***** Records shown *****

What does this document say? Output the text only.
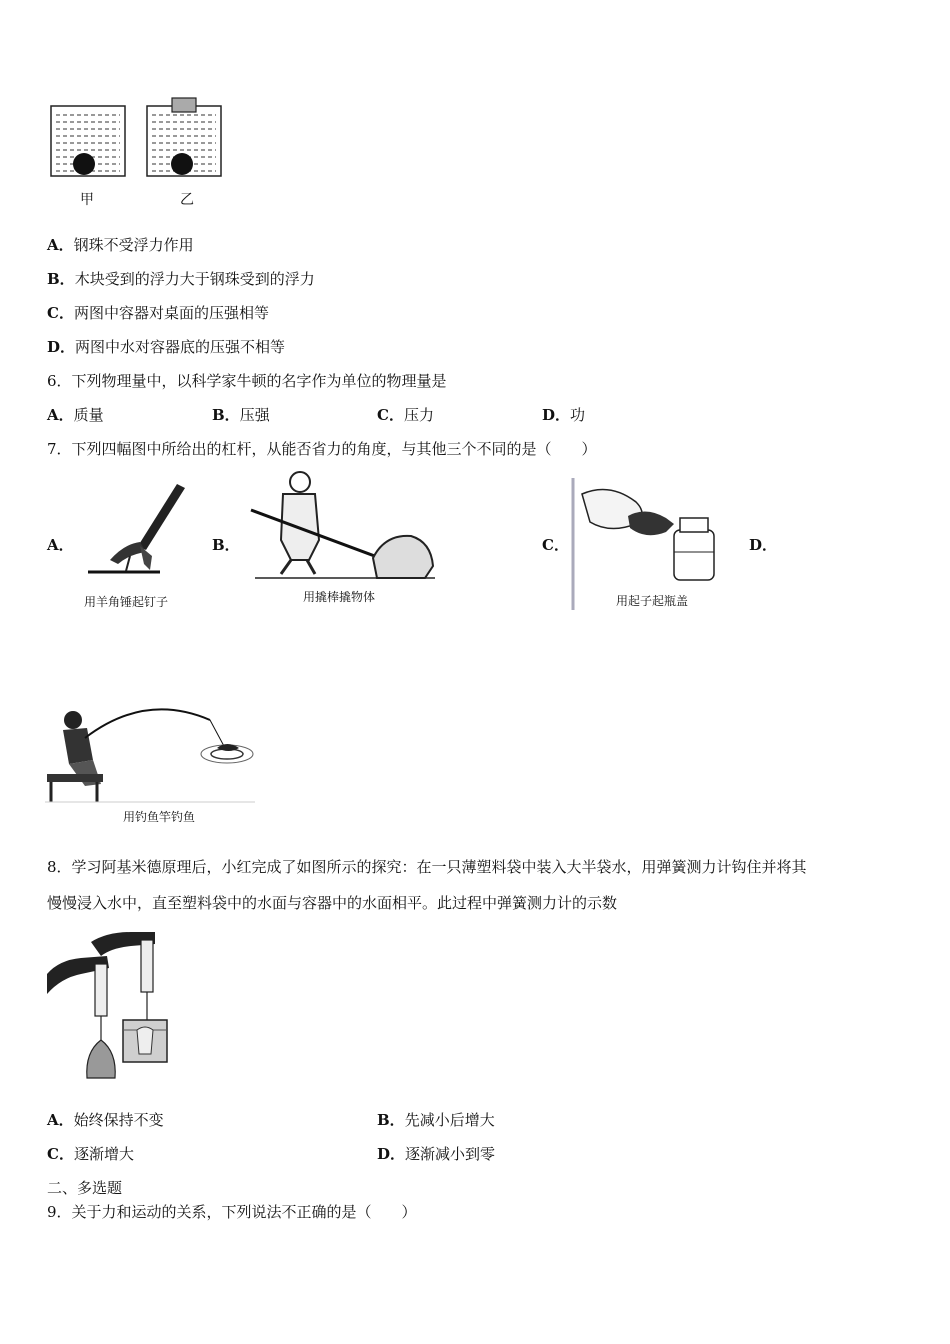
甲	乙
A．钢珠不受浮力作用
B．木块受到的浮力大于钢珠受到的浮力
C．两图中容器对桌面的压强相等
D．两图中水对容器底的压强不相等
6．下列物理量中，以科学家牛顿的名字作为单位的物理量是
A．质量	B．压强	C．压力	D．功
7．下列四幅图中所给出的杠杆，从能否省力的角度，与其他三个不同的是（　　）
A．
用羊角锤起钉子
B．
用撬棒撬物体
C．
用起子起瓶盖
D．
用钓鱼竿钓鱼
8．学习阿基米德原理后，小红完成了如图所示的探究：在一只薄塑料袋中装入大半袋水，用弹簧测力计钩住并将其
慢慢浸入水中，直至塑料袋中的水面与容器中的水面相平。此过程中弹簧测力计的示数
A．始终保持不变	B．先减小后增大
C．逐渐增大	D．逐渐减小到零
二、多选题
9．关于力和运动的关系，下列说法不正确的是（　　）
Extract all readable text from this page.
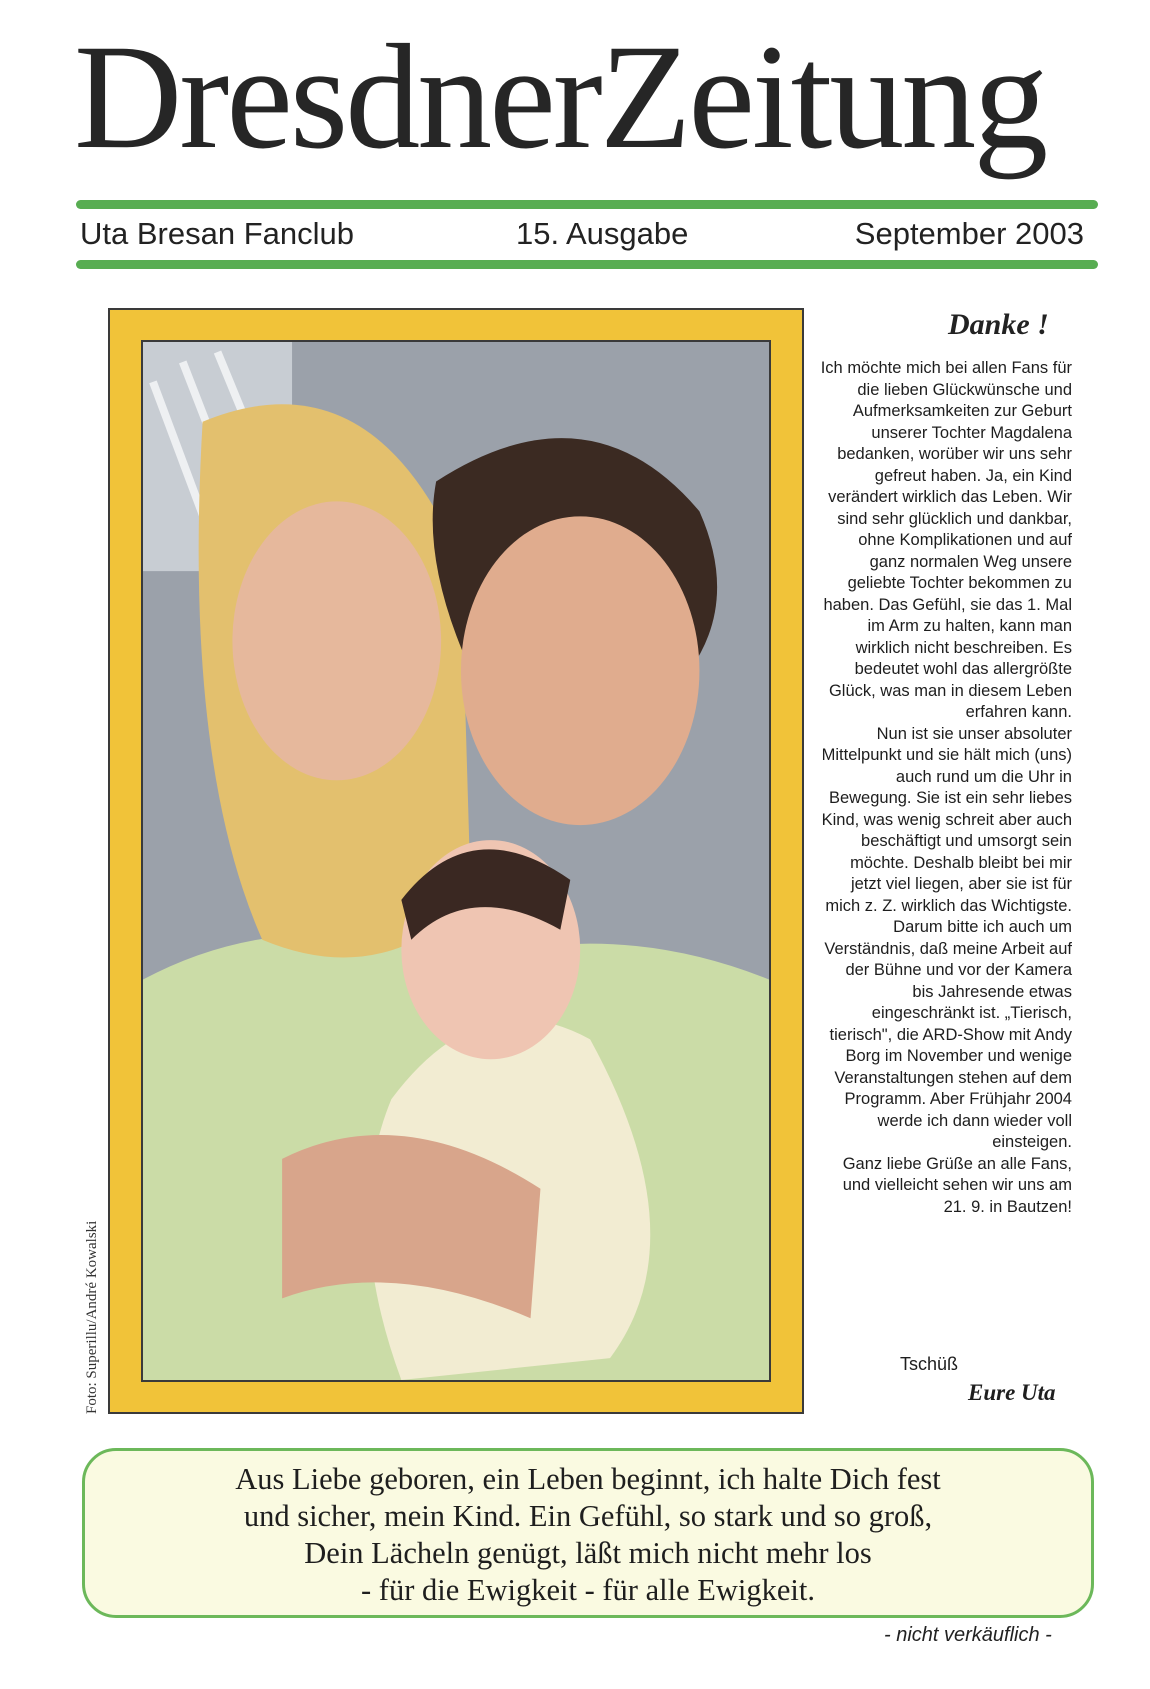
DresdnerZeitung
Uta Bresan Fanclub	15. Ausgabe	September 2003
Foto: Superillu/André Kowalski
Danke !

Ich möchte mich bei allen Fans für die lieben Glückwünsche und Aufmerksamkeiten zur Geburt unserer Tochter Magdalena bedanken, worüber wir uns sehr gefreut haben. Ja, ein Kind verändert wirklich das Leben. Wir sind sehr glücklich und dankbar, ohne Komplikationen und auf ganz normalen Weg unsere geliebte Tochter bekommen zu haben. Das Gefühl, sie das 1. Mal im Arm zu halten, kann man wirklich nicht beschreiben. Es bedeutet wohl das allergrößte Glück, was man in diesem Leben erfahren kann.

Nun ist sie unser absoluter Mittelpunkt und sie hält mich (uns) auch rund um die Uhr in Bewegung. Sie ist ein sehr liebes Kind, was wenig schreit aber auch beschäftigt und umsorgt sein möchte. Deshalb bleibt bei mir jetzt viel liegen, aber sie ist für mich z. Z. wirklich das Wichtigste. Darum bitte ich auch um Verständnis, daß meine Arbeit auf der Bühne und vor der Kamera bis Jahresende etwas eingeschränkt ist. „Tierisch, tierisch", die ARD-Show mit Andy Borg im November und wenige Veranstaltungen stehen auf dem Programm. Aber Frühjahr 2004 werde ich dann wieder voll einsteigen.

Ganz liebe Grüße an alle Fans, und vielleicht sehen wir uns am 21. 9. in Bautzen!

Tschüß
Eure Uta

Aus Liebe geboren, ein Leben beginnt, ich halte Dich fest
und sicher, mein Kind. Ein Gefühl, so stark und so groß,
Dein Lächeln genügt, läßt mich nicht mehr los
- für die Ewigkeit - für alle Ewigkeit.

- nicht verkäuflich -
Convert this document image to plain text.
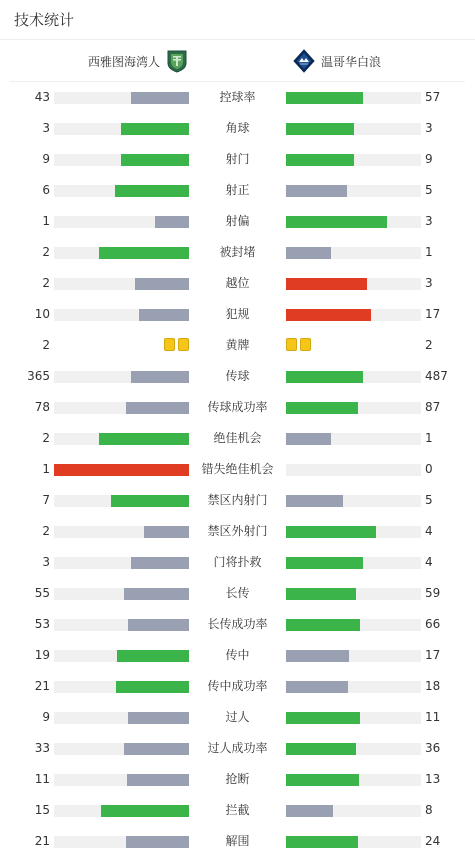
技术统计
西雅图海湾人	温哥华白浪
43	控球率	57
3	角球	3
9	射门	9
6	射正	5
1	射偏	3
2	被封堵	1
2	越位	3
10	犯规	17
2	黄牌	2
365	传球	487
78	传球成功率	87
2	绝佳机会	1
1	错失绝佳机会	0
7	禁区内射门	5
2	禁区外射门	4
3	门将扑救	4
55	长传	59
53	长传成功率	66
19	传中	17
21	传中成功率	18
9	过人	11
33	过人成功率	36
11	抢断	13
15	拦截	8
21	解围	24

*****

## Problem description
From the line with "Convert this document image to plain text." down to the end of the entries, retype each line exactly as written, but drop the pictures.

## Answer to the problem
Convert this document image to plain text.
技术统计
西雅图海湾人	温哥华白浪
43	控球率	57
3	角球	3
9	射门	9
6	射正	5
1	射偏	3
2	被封堵	1
2	越位	3
10	犯规	17
2	黄牌	2
365	传球	487
78	传球成功率	87
2	绝佳机会	1
1	错失绝佳机会	0
7	禁区内射门	5
2	禁区外射门	4
3	门将扑救	4
55	长传	59
53	长传成功率	66
19	传中	17
21	传中成功率	18
9	过人	11
33	过人成功率	36
11	抢断	13
15	拦截	8
21	解围	24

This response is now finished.